Wish you a wonderful birthday. You are three today. Can you believe how fast time has gone by? I still feel like it was yesterday that I was dreaming of you and trying to fill my heart with hope that you will come and make our lives complete and today you make our lives more than complete. You challenge us, keep us on our toes, frustrate us, love us like no one has ever before and you fill the house with so much laughter that I feel like it is all just a dream.
I just realized that I have not written to you in a very long time and I am really glad I am doing this today. I feel like you have reached you third birthday in a hurry. You presence makes us feel like you are way more than three at times. You talk, your attitude, your decisiveness, your charm, everything makes us look at you in awe.
You adore your brother and you love your Appi and Ammi (the nicknames you have for us, and it was born out of your sheer adamancy to refuse to listen to us when we ask you to call us Appa and Amma) with all your heart. I say this often to everyone, when they are with you, they can feel your love. You give the best hugs, best kisses, the best affection and you give it with all your heart. I bet anyone who has spent any time with you will agree.

» RECORDED INFORMATION
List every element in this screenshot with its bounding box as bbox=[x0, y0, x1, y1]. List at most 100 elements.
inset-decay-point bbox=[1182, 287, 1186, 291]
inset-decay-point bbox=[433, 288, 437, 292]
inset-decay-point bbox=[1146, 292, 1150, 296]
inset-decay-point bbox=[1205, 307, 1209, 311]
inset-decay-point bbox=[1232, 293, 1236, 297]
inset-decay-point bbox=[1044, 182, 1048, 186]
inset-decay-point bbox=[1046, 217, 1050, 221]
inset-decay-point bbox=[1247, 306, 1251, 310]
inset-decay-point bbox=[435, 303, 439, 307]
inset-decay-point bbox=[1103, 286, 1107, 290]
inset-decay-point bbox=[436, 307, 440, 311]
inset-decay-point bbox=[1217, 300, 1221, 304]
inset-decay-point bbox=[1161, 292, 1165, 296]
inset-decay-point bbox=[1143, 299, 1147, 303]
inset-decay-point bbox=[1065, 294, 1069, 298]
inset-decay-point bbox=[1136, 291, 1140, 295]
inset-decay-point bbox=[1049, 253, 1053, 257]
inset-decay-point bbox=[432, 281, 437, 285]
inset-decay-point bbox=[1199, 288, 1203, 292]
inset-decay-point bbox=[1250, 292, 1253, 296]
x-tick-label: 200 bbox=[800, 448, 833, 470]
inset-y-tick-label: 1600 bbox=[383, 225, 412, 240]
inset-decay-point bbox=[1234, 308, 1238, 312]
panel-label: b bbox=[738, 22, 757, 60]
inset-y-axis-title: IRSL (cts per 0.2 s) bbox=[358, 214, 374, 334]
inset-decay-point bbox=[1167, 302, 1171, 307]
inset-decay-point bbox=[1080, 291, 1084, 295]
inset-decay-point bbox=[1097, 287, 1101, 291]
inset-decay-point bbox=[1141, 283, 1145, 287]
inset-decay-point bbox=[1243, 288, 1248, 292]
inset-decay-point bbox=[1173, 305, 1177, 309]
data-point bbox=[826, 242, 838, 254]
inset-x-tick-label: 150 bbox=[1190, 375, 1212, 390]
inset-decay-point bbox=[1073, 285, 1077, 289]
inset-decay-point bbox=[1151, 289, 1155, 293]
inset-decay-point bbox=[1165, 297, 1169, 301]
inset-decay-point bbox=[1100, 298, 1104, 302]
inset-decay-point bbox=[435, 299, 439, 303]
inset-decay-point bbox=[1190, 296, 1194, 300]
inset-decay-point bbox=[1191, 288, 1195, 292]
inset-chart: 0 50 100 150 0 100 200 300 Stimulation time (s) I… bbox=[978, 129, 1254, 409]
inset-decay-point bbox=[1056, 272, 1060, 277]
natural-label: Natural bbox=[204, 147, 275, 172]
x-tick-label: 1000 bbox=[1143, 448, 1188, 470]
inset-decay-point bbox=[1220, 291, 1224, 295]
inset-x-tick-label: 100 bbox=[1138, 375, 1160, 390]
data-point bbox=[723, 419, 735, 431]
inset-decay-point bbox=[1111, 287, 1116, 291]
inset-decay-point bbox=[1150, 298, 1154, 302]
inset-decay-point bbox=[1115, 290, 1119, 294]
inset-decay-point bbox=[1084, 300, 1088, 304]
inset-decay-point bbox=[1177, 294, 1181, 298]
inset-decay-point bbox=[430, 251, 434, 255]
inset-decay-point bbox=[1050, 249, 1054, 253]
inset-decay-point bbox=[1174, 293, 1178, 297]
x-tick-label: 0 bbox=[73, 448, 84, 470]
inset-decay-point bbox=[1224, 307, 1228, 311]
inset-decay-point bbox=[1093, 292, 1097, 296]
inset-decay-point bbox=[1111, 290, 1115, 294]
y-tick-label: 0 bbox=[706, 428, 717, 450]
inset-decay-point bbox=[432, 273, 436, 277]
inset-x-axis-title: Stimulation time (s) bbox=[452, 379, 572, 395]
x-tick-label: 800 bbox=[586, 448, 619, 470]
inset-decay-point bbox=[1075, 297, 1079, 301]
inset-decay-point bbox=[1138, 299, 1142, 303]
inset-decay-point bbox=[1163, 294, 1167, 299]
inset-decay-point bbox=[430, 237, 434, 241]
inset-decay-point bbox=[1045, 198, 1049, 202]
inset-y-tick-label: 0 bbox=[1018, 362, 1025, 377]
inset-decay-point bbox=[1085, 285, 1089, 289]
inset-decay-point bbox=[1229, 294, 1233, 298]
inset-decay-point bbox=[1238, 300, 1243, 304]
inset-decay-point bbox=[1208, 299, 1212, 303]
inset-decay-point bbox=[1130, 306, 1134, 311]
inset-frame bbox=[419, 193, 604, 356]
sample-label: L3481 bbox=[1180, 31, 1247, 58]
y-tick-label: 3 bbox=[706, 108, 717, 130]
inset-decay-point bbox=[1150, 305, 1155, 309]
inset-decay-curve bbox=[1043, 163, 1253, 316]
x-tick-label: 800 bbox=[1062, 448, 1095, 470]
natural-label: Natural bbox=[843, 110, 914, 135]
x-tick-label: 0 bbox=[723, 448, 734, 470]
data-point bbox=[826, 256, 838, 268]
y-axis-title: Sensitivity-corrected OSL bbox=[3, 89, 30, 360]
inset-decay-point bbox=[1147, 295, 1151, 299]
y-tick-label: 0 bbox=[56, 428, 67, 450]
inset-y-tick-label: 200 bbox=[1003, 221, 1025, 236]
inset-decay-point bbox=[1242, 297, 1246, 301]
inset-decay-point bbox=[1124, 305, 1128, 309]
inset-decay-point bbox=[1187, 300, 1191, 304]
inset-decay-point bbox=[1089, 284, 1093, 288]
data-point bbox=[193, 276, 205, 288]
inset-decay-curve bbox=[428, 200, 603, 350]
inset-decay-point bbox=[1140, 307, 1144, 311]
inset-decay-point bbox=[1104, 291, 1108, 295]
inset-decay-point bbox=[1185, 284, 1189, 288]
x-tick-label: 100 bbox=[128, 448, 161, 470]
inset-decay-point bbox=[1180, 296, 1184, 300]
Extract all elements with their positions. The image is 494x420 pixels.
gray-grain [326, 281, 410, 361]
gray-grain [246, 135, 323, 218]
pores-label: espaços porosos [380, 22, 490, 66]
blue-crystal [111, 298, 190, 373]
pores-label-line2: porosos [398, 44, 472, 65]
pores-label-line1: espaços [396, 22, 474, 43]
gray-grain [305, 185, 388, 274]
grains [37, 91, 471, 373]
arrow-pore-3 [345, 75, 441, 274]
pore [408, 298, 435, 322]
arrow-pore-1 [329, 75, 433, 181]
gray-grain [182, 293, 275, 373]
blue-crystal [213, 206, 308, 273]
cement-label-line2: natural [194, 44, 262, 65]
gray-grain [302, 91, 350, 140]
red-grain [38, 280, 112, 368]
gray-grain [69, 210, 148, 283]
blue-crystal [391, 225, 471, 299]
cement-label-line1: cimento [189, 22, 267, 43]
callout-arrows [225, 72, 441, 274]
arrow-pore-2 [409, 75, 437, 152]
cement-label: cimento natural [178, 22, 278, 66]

» EXERCISE PROMPT
In the birthday letter, what nicknames does the child have for the parents?

» EXERCISE OUTPUT
Appi and Ammi.